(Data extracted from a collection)
════════════════

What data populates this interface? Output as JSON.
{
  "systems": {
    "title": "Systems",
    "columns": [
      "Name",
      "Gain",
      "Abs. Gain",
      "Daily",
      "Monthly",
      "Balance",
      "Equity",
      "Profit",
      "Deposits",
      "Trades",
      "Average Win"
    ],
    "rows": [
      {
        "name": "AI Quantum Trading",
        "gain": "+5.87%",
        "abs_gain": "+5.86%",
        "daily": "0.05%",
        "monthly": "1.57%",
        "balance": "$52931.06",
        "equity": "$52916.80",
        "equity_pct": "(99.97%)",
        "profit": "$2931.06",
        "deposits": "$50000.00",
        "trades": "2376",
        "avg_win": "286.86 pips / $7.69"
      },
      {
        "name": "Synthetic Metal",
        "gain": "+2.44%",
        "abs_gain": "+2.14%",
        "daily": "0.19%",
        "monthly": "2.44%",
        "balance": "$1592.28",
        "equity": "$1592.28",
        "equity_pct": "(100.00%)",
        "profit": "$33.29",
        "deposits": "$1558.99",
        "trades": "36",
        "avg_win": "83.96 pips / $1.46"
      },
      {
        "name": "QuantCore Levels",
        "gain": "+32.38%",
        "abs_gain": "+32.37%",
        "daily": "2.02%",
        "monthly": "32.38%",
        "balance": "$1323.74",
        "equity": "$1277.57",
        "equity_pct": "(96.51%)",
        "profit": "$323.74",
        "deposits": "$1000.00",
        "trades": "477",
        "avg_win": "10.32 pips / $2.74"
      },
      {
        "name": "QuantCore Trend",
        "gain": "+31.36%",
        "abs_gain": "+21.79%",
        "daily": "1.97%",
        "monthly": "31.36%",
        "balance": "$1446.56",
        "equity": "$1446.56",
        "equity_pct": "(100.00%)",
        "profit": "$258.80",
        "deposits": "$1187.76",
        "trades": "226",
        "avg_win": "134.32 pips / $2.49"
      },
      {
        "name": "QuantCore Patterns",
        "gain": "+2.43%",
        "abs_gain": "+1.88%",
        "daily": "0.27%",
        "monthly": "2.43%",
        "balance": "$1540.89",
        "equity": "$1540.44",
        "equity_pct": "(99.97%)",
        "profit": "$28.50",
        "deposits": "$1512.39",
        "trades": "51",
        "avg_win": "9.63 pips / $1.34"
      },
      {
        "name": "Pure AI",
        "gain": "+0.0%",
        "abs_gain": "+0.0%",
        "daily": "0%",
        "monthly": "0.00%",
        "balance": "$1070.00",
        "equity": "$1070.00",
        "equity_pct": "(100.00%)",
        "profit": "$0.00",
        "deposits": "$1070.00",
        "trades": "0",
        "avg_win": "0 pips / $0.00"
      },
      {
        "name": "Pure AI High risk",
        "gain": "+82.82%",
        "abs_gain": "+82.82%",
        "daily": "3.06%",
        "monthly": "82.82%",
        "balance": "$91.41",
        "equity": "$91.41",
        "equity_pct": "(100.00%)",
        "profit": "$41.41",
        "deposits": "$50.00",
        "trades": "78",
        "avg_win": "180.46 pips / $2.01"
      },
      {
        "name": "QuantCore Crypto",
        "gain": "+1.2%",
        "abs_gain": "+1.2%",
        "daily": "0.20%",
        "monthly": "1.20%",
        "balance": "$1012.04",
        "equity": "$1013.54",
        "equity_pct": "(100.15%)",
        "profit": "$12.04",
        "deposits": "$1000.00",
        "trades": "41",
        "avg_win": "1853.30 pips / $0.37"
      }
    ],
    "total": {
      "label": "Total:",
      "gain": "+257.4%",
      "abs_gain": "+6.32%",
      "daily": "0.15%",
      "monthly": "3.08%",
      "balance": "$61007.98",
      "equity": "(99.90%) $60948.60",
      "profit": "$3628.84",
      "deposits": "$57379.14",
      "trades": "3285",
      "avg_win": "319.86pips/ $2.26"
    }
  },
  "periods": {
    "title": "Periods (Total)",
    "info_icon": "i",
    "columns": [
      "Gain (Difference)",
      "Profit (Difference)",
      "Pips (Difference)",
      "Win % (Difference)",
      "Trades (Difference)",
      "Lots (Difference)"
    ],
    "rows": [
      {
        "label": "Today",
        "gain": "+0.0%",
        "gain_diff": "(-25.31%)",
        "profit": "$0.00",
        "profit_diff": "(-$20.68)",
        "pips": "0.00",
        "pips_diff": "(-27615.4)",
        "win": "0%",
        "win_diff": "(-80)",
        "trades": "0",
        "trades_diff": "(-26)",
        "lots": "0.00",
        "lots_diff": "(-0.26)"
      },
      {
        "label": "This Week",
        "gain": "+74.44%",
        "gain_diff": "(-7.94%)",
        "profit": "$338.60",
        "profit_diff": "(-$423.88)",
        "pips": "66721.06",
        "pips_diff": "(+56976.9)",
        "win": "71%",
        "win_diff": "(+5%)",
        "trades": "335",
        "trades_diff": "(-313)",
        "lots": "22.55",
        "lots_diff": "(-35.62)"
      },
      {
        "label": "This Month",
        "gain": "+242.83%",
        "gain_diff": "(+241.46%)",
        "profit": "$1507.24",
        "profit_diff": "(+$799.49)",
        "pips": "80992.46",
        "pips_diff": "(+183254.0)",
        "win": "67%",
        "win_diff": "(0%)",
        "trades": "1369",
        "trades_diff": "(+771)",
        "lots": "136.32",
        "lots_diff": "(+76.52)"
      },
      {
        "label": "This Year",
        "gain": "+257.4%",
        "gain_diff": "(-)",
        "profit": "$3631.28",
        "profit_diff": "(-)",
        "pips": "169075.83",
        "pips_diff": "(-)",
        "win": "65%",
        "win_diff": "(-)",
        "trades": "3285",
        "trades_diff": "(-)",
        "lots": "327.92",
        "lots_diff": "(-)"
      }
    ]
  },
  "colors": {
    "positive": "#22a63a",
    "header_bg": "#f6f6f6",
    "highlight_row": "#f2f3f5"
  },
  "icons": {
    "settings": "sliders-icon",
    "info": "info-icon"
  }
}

════════════════

*Short problem*. Give back the whole listing exactly as it reads.

*Written solution*.
What data populates this interface? Output as JSON.
{
  "systems": {
    "title": "Systems",
    "columns": [
      "Name",
      "Gain",
      "Abs. Gain",
      "Daily",
      "Monthly",
      "Balance",
      "Equity",
      "Profit",
      "Deposits",
      "Trades",
      "Average Win"
    ],
    "rows": [
      {
        "name": "AI Quantum Trading",
        "gain": "+5.87%",
        "abs_gain": "+5.86%",
        "daily": "0.05%",
        "monthly": "1.57%",
        "balance": "$52931.06",
        "equity": "$52916.80",
        "equity_pct": "(99.97%)",
        "profit": "$2931.06",
        "deposits": "$50000.00",
        "trades": "2376",
        "avg_win": "286.86 pips / $7.69"
      },
      {
        "name": "Synthetic Metal",
        "gain": "+2.44%",
        "abs_gain": "+2.14%",
        "daily": "0.19%",
        "monthly": "2.44%",
        "balance": "$1592.28",
        "equity": "$1592.28",
        "equity_pct": "(100.00%)",
        "profit": "$33.29",
        "deposits": "$1558.99",
        "trades": "36",
        "avg_win": "83.96 pips / $1.46"
      },
      {
        "name": "QuantCore Levels",
        "gain": "+32.38%",
        "abs_gain": "+32.37%",
        "daily": "2.02%",
        "monthly": "32.38%",
        "balance": "$1323.74",
        "equity": "$1277.57",
        "equity_pct": "(96.51%)",
        "profit": "$323.74",
        "deposits": "$1000.00",
        "trades": "477",
        "avg_win": "10.32 pips / $2.74"
      },
      {
        "name": "QuantCore Trend",
        "gain": "+31.36%",
        "abs_gain": "+21.79%",
        "daily": "1.97%",
        "monthly": "31.36%",
        "balance": "$1446.56",
        "equity": "$1446.56",
        "equity_pct": "(100.00%)",
        "profit": "$258.80",
        "deposits": "$1187.76",
        "trades": "226",
        "avg_win": "134.32 pips / $2.49"
      },
      {
        "name": "QuantCore Patterns",
        "gain": "+2.43%",
        "abs_gain": "+1.88%",
        "daily": "0.27%",
        "monthly": "2.43%",
        "balance": "$1540.89",
        "equity": "$1540.44",
        "equity_pct": "(99.97%)",
        "profit": "$28.50",
        "deposits": "$1512.39",
        "trades": "51",
        "avg_win": "9.63 pips / $1.34"
      },
      {
        "name": "Pure AI",
        "gain": "+0.0%",
        "abs_gain": "+0.0%",
        "daily": "0%",
        "monthly": "0.00%",
        "balance": "$1070.00",
        "equity": "$1070.00",
        "equity_pct": "(100.00%)",
        "profit": "$0.00",
        "deposits": "$1070.00",
        "trades": "0",
        "avg_win": "0 pips / $0.00"
      },
      {
        "name": "Pure AI High risk",
        "gain": "+82.82%",
        "abs_gain": "+82.82%",
        "daily": "3.06%",
        "monthly": "82.82%",
        "balance": "$91.41",
        "equity": "$91.41",
        "equity_pct": "(100.00%)",
        "profit": "$41.41",
        "deposits": "$50.00",
        "trades": "78",
        "avg_win": "180.46 pips / $2.01"
      },
      {
        "name": "QuantCore Crypto",
        "gain": "+1.2%",
        "abs_gain": "+1.2%",
        "daily": "0.20%",
        "monthly": "1.20%",
        "balance": "$1012.04",
        "equity": "$1013.54",
        "equity_pct": "(100.15%)",
        "profit": "$12.04",
        "deposits": "$1000.00",
        "trades": "41",
        "avg_win": "1853.30 pips / $0.37"
      }
    ],
    "total": {
      "label": "Total:",
      "gain": "+257.4%",
      "abs_gain": "+6.32%",
      "daily": "0.15%",
      "monthly": "3.08%",
      "balance": "$61007.98",
      "equity": "(99.90%) $60948.60",
      "profit": "$3628.84",
      "deposits": "$57379.14",
      "trades": "3285",
      "avg_win": "319.86pips/ $2.26"
    }
  },
  "periods": {
    "title": "Periods (Total)",
    "info_icon": "i",
    "columns": [
      "Gain (Difference)",
      "Profit (Difference)",
      "Pips (Difference)",
      "Win % (Difference)",
      "Trades (Difference)",
      "Lots (Difference)"
    ],
    "rows": [
      {
        "label": "Today",
        "gain": "+0.0%",
        "gain_diff": "(-25.31%)",
        "profit": "$0.00",
        "profit_diff": "(-$20.68)",
        "pips": "0.00",
        "pips_diff": "(-27615.4)",
        "win": "0%",
        "win_diff": "(-80)",
        "trades": "0",
        "trades_diff": "(-26)",
        "lots": "0.00",
        "lots_diff": "(-0.26)"
      },
      {
        "label": "This Week",
        "gain": "+74.44%",
        "gain_diff": "(-7.94%)",
        "profit": "$338.60",
        "profit_diff": "(-$423.88)",
        "pips": "66721.06",
        "pips_diff": "(+56976.9)",
        "win": "71%",
        "win_diff": "(+5%)",
        "trades": "335",
        "trades_diff": "(-313)",
        "lots": "22.55",
        "lots_diff": "(-35.62)"
      },
      {
        "label": "This Month",
        "gain": "+242.83%",
        "gain_diff": "(+241.46%)",
        "profit": "$1507.24",
        "profit_diff": "(+$799.49)",
        "pips": "80992.46",
        "pips_diff": "(+183254.0)",
        "win": "67%",
        "win_diff": "(0%)",
        "trades": "1369",
        "trades_diff": "(+771)",
        "lots": "136.32",
        "lots_diff": "(+76.52)"
      },
      {
        "label": "This Year",
        "gain": "+257.4%",
        "gain_diff": "(-)",
        "profit": "$3631.28",
        "profit_diff": "(-)",
        "pips": "169075.83",
        "pips_diff": "(-)",
        "win": "65%",
        "win_diff": "(-)",
        "trades": "3285",
        "trades_diff": "(-)",
        "lots": "327.92",
        "lots_diff": "(-)"
      }
    ]
  },
  "colors": {
    "positive": "#22a63a",
    "header_bg": "#f6f6f6",
    "highlight_row": "#f2f3f5"
  },
  "icons": {
    "settings": "sliders-icon",
    "info": "info-icon"
  }
}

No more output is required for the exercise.